▸ **Task details**
Copy out each line of the data holding "Congratulation".

▸ **Source material**
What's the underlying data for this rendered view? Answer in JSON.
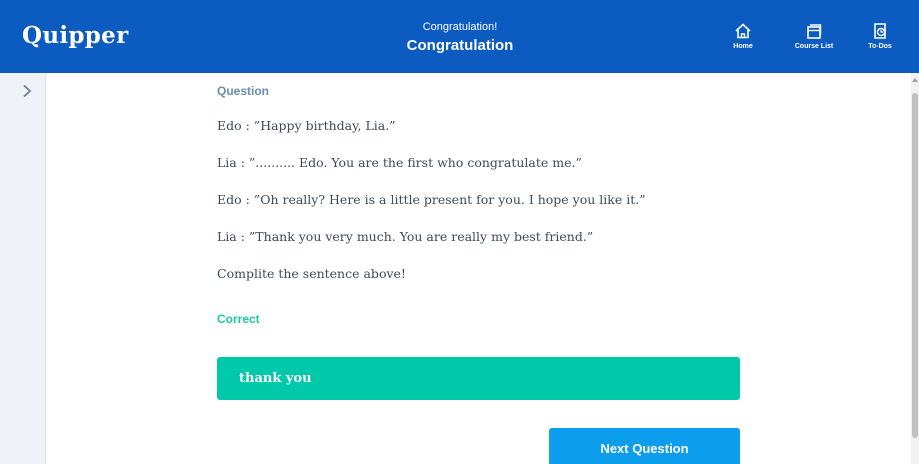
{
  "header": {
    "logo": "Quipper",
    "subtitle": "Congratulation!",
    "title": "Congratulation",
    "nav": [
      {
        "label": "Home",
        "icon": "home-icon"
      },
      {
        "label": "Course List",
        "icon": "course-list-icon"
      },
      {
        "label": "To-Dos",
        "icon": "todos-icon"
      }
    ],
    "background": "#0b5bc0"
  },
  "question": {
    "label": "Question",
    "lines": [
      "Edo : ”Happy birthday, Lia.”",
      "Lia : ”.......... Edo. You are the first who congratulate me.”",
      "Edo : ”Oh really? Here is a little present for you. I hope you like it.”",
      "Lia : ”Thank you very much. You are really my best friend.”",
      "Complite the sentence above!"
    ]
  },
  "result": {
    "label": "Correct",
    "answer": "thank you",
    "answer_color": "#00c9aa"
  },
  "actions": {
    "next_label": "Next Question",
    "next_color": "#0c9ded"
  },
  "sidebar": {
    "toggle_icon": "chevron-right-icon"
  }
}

▸ **Expected answer**
    "subtitle": "Congratulation!",
    "title": "Congratulation",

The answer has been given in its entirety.